** Begin Stored rows **

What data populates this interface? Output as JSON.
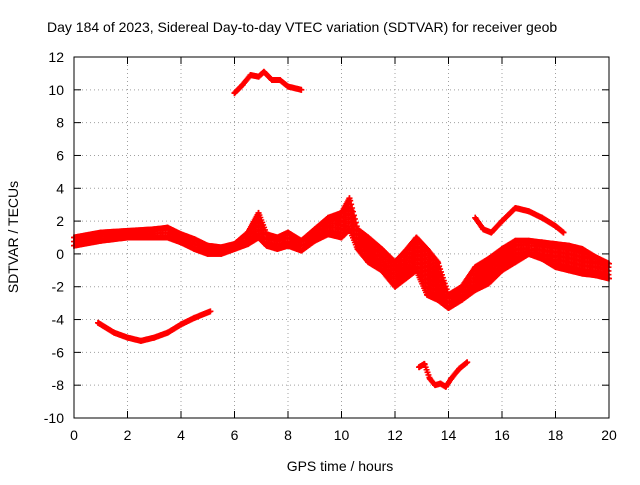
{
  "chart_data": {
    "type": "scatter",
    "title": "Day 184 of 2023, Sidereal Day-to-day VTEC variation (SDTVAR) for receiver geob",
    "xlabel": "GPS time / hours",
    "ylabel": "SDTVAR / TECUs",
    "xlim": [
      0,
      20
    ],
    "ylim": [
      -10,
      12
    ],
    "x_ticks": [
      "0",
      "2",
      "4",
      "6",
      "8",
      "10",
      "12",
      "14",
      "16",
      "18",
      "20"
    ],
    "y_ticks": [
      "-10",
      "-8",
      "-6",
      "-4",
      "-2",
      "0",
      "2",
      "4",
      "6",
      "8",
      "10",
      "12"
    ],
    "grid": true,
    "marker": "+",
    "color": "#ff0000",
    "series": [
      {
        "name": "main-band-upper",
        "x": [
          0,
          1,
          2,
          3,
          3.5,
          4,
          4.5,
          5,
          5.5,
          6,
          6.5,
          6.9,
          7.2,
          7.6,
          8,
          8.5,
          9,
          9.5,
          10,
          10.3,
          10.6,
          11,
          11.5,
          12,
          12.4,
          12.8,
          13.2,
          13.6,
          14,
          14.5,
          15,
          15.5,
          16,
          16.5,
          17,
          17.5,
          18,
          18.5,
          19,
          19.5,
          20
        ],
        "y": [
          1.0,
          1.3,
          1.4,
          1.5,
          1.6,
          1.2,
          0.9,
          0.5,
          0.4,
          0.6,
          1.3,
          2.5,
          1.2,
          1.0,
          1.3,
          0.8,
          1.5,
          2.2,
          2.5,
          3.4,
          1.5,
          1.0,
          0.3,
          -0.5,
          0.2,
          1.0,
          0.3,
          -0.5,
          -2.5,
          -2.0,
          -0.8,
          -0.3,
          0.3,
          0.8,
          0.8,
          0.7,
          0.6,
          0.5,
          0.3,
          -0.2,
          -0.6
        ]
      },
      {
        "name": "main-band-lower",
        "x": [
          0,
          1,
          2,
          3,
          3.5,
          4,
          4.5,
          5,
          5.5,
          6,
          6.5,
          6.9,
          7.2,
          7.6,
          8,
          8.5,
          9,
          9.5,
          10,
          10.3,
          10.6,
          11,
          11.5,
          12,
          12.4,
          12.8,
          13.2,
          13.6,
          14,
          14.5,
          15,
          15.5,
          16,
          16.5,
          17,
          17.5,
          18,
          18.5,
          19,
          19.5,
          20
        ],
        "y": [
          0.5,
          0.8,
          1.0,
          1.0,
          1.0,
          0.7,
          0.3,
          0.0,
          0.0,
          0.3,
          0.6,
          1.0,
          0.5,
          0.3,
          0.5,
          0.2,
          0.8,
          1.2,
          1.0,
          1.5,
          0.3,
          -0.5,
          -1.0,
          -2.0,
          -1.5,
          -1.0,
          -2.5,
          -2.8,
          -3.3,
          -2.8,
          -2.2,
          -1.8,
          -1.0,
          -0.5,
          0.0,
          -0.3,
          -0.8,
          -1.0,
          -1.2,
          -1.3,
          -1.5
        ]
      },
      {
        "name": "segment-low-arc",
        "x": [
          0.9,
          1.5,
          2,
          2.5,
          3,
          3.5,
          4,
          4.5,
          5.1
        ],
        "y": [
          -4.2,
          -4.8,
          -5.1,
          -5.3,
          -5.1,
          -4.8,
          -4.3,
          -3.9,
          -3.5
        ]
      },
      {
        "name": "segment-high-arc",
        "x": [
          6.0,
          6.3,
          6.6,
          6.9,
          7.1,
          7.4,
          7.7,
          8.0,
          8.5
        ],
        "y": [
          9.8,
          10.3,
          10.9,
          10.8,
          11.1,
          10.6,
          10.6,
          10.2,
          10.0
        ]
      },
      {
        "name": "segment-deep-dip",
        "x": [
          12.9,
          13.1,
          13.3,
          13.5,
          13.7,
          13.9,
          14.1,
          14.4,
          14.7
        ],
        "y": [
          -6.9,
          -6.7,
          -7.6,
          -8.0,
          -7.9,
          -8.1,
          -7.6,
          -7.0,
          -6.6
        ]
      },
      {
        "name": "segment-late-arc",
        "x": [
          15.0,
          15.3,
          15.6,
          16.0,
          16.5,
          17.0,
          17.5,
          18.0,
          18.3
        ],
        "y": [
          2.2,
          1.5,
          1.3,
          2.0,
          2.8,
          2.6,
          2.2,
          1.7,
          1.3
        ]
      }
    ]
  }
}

** End Stored rows **

List the lines of the records where "name" occurs.

_Worked answer_:
        "name": "main-band-upper",
        "name": "main-band-lower",
        "name": "segment-low-arc",
        "name": "segment-high-arc",
        "name": "segment-deep-dip",
        "name": "segment-late-arc",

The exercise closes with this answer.